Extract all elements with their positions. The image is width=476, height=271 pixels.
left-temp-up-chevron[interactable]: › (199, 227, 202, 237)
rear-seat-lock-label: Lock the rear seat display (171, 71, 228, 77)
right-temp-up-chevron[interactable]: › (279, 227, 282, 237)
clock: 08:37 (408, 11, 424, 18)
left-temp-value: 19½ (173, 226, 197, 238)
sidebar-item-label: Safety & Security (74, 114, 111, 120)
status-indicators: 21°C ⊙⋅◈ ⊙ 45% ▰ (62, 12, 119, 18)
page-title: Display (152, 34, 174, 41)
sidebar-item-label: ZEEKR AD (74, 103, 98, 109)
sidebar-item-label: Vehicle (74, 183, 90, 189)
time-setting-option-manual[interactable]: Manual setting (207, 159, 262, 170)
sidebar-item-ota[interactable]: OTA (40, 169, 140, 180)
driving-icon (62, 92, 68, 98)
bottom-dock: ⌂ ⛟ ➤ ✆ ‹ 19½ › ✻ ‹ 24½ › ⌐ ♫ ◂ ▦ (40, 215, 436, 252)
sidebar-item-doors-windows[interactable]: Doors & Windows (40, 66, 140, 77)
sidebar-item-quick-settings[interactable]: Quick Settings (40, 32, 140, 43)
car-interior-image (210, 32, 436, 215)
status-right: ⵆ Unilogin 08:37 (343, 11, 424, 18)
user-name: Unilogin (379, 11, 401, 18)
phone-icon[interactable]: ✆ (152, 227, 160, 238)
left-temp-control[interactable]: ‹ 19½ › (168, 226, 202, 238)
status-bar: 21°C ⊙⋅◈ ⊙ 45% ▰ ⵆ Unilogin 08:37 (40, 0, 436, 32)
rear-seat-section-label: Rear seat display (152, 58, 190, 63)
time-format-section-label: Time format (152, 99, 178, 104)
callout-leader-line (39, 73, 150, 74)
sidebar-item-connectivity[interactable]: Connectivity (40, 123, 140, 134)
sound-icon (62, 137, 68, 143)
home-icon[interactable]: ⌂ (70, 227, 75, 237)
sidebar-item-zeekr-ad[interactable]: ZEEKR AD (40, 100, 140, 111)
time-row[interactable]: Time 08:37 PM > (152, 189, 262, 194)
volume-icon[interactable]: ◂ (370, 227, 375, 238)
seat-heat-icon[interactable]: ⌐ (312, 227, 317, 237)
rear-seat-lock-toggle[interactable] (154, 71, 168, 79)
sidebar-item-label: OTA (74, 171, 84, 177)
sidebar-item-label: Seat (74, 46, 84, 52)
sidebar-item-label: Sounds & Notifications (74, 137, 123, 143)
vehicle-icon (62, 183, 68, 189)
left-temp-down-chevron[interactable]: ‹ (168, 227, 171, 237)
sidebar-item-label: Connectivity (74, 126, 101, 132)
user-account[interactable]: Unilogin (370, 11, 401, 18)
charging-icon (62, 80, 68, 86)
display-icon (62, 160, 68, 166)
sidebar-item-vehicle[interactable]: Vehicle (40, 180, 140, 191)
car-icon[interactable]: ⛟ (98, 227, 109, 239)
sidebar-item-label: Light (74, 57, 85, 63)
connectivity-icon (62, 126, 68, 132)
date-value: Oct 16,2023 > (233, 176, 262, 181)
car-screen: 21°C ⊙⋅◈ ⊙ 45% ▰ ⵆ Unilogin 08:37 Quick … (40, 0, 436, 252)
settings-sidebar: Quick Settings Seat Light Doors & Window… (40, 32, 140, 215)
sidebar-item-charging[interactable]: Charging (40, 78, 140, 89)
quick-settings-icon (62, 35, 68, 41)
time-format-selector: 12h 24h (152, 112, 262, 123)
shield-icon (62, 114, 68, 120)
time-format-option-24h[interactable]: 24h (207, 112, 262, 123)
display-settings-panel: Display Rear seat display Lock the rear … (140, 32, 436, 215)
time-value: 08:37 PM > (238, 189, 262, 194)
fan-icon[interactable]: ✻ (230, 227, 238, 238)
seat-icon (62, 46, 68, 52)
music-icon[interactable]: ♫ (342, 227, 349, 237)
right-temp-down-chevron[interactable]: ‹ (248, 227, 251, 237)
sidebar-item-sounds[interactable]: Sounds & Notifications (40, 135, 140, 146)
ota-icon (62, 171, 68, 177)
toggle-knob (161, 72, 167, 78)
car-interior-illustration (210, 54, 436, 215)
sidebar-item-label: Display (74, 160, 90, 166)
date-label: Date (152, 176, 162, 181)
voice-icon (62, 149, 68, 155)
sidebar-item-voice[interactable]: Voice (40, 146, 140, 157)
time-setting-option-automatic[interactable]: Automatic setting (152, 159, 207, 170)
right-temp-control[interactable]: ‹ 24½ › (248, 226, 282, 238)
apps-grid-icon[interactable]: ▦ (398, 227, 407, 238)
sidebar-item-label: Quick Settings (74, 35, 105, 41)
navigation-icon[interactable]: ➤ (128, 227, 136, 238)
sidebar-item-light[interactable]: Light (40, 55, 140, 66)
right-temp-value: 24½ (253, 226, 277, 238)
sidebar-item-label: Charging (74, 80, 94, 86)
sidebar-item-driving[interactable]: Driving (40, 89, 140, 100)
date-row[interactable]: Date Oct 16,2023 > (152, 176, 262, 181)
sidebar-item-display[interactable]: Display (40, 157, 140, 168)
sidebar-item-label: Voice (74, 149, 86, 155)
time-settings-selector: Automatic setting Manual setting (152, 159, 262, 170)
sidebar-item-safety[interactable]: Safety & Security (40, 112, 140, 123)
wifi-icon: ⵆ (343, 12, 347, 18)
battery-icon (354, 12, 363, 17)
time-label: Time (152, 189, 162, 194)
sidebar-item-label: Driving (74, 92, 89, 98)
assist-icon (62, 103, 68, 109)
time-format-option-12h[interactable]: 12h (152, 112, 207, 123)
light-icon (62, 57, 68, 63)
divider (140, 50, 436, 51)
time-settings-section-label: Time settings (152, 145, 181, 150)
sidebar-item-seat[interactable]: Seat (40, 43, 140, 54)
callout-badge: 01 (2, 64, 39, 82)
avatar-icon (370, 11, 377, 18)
○ ○ ○
Print every one of the lines above verbatim, from first to last.

Extract all elements with their positions. The image is width=476, height=271 pixels.
left-temp-up-chevron[interactable]: › (199, 227, 202, 237)
rear-seat-lock-label: Lock the rear seat display (171, 71, 228, 77)
right-temp-up-chevron[interactable]: › (279, 227, 282, 237)
clock: 08:37 (408, 11, 424, 18)
left-temp-value: 19½ (173, 226, 197, 238)
sidebar-item-label: Safety & Security (74, 114, 111, 120)
status-indicators: 21°C ⊙⋅◈ ⊙ 45% ▰ (62, 12, 119, 18)
page-title: Display (152, 34, 174, 41)
sidebar-item-label: ZEEKR AD (74, 103, 98, 109)
sidebar-item-label: Vehicle (74, 183, 90, 189)
time-setting-option-manual[interactable]: Manual setting (207, 159, 262, 170)
sidebar-item-ota[interactable]: OTA (40, 169, 140, 180)
driving-icon (62, 92, 68, 98)
bottom-dock: ⌂ ⛟ ➤ ✆ ‹ 19½ › ✻ ‹ 24½ › ⌐ ♫ ◂ ▦ (40, 215, 436, 252)
sidebar-item-doors-windows[interactable]: Doors & Windows (40, 66, 140, 77)
sidebar-item-quick-settings[interactable]: Quick Settings (40, 32, 140, 43)
car-interior-image (210, 32, 436, 215)
status-right: ⵆ Unilogin 08:37 (343, 11, 424, 18)
user-name: Unilogin (379, 11, 401, 18)
phone-icon[interactable]: ✆ (152, 227, 160, 238)
left-temp-control[interactable]: ‹ 19½ › (168, 226, 202, 238)
status-bar: 21°C ⊙⋅◈ ⊙ 45% ▰ ⵆ Unilogin 08:37 (40, 0, 436, 32)
rear-seat-section-label: Rear seat display (152, 58, 190, 63)
time-format-section-label: Time format (152, 99, 178, 104)
callout-leader-line (39, 73, 150, 74)
sidebar-item-connectivity[interactable]: Connectivity (40, 123, 140, 134)
sound-icon (62, 137, 68, 143)
home-icon[interactable]: ⌂ (70, 227, 75, 237)
sidebar-item-zeekr-ad[interactable]: ZEEKR AD (40, 100, 140, 111)
time-row[interactable]: Time 08:37 PM > (152, 189, 262, 194)
volume-icon[interactable]: ◂ (370, 227, 375, 238)
seat-heat-icon[interactable]: ⌐ (312, 227, 317, 237)
rear-seat-lock-toggle[interactable] (154, 71, 168, 79)
sidebar-item-label: OTA (74, 171, 84, 177)
sidebar-item-label: Seat (74, 46, 84, 52)
sidebar-item-label: Sounds & Notifications (74, 137, 123, 143)
vehicle-icon (62, 183, 68, 189)
left-temp-down-chevron[interactable]: ‹ (168, 227, 171, 237)
sidebar-item-label: Connectivity (74, 126, 101, 132)
user-account[interactable]: Unilogin (370, 11, 401, 18)
charging-icon (62, 80, 68, 86)
display-icon (62, 160, 68, 166)
sidebar-item-vehicle[interactable]: Vehicle (40, 180, 140, 191)
car-icon[interactable]: ⛟ (98, 227, 109, 239)
sidebar-item-label: Light (74, 57, 85, 63)
connectivity-icon (62, 126, 68, 132)
date-value: Oct 16,2023 > (233, 176, 262, 181)
car-screen: 21°C ⊙⋅◈ ⊙ 45% ▰ ⵆ Unilogin 08:37 Quick … (40, 0, 436, 252)
settings-sidebar: Quick Settings Seat Light Doors & Window… (40, 32, 140, 215)
sidebar-item-charging[interactable]: Charging (40, 78, 140, 89)
quick-settings-icon (62, 35, 68, 41)
time-format-selector: 12h 24h (152, 112, 262, 123)
shield-icon (62, 114, 68, 120)
time-format-option-24h[interactable]: 24h (207, 112, 262, 123)
display-settings-panel: Display Rear seat display Lock the rear … (140, 32, 436, 215)
time-value: 08:37 PM > (238, 189, 262, 194)
fan-icon[interactable]: ✻ (230, 227, 238, 238)
seat-icon (62, 46, 68, 52)
music-icon[interactable]: ♫ (342, 227, 349, 237)
right-temp-down-chevron[interactable]: ‹ (248, 227, 251, 237)
sidebar-item-sounds[interactable]: Sounds & Notifications (40, 135, 140, 146)
ota-icon (62, 171, 68, 177)
toggle-knob (161, 72, 167, 78)
car-interior-illustration (210, 54, 436, 215)
sidebar-item-label: Display (74, 160, 90, 166)
date-label: Date (152, 176, 162, 181)
voice-icon (62, 149, 68, 155)
sidebar-item-voice[interactable]: Voice (40, 146, 140, 157)
time-setting-option-automatic[interactable]: Automatic setting (152, 159, 207, 170)
right-temp-control[interactable]: ‹ 24½ › (248, 226, 282, 238)
apps-grid-icon[interactable]: ▦ (398, 227, 407, 238)
sidebar-item-label: Quick Settings (74, 35, 105, 41)
navigation-icon[interactable]: ➤ (128, 227, 136, 238)
sidebar-item-light[interactable]: Light (40, 55, 140, 66)
right-temp-value: 24½ (253, 226, 277, 238)
sidebar-item-label: Charging (74, 80, 94, 86)
sidebar-item-driving[interactable]: Driving (40, 89, 140, 100)
date-row[interactable]: Date Oct 16,2023 > (152, 176, 262, 181)
sidebar-item-display[interactable]: Display (40, 157, 140, 168)
sidebar-item-label: Voice (74, 149, 86, 155)
time-settings-selector: Automatic setting Manual setting (152, 159, 262, 170)
sidebar-item-safety[interactable]: Safety & Security (40, 112, 140, 123)
wifi-icon: ⵆ (343, 12, 347, 18)
battery-icon (354, 12, 363, 17)
time-label: Time (152, 189, 162, 194)
sidebar-item-label: Driving (74, 92, 89, 98)
assist-icon (62, 103, 68, 109)
time-format-option-12h[interactable]: 12h (152, 112, 207, 123)
light-icon (62, 57, 68, 63)
divider (140, 50, 436, 51)
time-settings-section-label: Time settings (152, 145, 181, 150)
sidebar-item-seat[interactable]: Seat (40, 43, 140, 54)
callout-badge: 01 (2, 64, 39, 82)
avatar-icon (370, 11, 377, 18)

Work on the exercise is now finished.